▶ [Set exercise]:
For each line of the data below that holds "title", copy the line.
[Exercise input start]
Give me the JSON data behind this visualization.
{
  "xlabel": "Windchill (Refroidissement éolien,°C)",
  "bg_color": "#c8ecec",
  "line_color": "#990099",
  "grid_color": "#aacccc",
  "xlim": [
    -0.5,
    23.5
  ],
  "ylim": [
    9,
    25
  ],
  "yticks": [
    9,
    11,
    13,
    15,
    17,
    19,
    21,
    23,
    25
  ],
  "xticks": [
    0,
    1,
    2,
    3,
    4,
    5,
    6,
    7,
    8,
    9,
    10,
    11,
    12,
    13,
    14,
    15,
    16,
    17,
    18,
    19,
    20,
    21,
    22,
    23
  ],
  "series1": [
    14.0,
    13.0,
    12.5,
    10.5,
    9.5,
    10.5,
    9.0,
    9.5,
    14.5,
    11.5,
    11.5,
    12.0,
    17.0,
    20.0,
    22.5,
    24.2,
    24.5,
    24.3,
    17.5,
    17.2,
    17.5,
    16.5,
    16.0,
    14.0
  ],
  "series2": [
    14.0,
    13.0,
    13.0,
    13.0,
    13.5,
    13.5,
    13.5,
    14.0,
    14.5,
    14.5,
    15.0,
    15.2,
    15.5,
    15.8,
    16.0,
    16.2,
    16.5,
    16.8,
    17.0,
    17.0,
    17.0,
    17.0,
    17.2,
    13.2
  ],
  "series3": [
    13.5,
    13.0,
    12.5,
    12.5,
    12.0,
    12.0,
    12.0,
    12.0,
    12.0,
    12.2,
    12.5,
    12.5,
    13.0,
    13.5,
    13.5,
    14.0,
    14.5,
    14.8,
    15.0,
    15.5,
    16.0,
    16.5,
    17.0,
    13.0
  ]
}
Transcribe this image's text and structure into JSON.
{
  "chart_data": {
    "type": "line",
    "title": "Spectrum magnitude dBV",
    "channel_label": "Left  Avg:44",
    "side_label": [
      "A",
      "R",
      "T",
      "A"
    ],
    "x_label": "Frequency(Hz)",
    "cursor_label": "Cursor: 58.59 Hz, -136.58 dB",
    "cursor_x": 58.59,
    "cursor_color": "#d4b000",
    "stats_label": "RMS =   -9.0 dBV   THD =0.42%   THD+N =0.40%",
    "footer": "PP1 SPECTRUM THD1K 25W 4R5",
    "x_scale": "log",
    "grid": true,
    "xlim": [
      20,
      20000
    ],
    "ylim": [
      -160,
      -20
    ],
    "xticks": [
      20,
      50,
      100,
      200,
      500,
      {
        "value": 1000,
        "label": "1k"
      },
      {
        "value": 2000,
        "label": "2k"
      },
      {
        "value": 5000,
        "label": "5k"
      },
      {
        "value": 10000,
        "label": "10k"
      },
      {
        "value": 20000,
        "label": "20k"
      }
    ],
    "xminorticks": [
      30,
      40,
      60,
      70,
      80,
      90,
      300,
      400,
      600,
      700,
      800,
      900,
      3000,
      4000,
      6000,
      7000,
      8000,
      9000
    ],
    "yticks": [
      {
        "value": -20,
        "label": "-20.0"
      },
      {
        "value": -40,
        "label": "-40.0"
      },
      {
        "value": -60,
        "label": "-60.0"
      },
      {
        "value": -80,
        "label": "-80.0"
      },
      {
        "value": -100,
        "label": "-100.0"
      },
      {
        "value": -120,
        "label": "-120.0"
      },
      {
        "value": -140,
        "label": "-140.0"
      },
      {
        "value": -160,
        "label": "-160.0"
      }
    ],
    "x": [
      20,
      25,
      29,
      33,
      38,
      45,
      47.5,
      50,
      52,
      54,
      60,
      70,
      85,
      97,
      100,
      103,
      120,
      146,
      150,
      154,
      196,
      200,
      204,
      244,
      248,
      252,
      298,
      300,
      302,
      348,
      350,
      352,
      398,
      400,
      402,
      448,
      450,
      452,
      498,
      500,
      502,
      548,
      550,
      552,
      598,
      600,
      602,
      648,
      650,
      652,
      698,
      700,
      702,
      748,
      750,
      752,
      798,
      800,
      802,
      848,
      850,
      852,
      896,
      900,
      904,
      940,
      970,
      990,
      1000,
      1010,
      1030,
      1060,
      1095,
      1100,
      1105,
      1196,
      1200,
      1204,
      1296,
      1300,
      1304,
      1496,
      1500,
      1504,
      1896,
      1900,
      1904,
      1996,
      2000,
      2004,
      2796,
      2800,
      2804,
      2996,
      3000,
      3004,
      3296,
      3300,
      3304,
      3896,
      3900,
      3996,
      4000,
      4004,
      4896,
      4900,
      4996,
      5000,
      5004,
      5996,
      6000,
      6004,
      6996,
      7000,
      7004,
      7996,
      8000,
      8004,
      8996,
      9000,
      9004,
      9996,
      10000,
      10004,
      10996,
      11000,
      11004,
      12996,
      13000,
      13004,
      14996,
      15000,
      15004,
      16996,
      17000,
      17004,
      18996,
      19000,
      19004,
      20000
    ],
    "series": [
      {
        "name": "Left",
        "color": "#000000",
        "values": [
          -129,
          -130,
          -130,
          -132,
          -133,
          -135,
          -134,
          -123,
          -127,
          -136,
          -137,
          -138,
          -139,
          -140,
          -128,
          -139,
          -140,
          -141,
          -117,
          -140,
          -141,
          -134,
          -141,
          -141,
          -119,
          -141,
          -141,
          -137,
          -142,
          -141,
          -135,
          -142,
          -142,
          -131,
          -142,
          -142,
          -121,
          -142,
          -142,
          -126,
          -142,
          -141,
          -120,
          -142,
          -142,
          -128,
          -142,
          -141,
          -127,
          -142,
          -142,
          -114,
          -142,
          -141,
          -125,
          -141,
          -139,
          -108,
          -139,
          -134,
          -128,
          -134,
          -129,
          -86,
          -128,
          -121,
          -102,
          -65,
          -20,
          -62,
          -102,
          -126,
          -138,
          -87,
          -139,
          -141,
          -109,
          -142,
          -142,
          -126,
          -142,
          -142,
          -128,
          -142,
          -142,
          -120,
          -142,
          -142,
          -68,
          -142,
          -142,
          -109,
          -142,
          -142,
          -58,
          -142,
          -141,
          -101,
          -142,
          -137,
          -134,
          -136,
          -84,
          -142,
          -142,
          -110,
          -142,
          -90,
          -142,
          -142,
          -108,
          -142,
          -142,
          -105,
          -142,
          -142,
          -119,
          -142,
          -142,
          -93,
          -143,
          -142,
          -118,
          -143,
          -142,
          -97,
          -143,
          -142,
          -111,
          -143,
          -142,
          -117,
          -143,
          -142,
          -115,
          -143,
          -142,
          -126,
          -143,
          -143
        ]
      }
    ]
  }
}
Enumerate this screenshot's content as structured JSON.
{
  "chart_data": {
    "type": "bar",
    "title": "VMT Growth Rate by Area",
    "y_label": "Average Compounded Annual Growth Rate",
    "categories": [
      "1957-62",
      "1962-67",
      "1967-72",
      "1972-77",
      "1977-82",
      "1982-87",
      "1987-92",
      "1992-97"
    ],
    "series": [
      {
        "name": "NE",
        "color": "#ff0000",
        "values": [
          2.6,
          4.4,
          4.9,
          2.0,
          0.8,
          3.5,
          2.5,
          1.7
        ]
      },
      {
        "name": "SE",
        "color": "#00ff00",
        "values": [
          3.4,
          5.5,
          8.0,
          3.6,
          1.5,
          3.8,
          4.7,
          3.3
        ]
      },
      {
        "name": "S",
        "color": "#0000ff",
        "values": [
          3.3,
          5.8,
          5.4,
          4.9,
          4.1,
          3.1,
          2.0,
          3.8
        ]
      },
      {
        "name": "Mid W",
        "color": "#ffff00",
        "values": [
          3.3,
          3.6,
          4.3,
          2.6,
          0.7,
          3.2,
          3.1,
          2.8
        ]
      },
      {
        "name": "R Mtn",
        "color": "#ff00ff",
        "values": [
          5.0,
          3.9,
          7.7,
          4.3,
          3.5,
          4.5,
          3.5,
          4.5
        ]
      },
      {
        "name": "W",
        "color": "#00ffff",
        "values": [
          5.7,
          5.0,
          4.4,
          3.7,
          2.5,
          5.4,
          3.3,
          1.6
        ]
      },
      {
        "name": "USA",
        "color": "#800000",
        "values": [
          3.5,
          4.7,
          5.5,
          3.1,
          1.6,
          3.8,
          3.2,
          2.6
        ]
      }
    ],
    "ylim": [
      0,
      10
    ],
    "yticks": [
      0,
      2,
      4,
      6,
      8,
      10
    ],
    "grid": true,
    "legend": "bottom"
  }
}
[Exercise input end]
▶ [Output for this task]:
    "title": "Spectrum magnitude dBV",
    "title": "VMT Growth Rate by Area",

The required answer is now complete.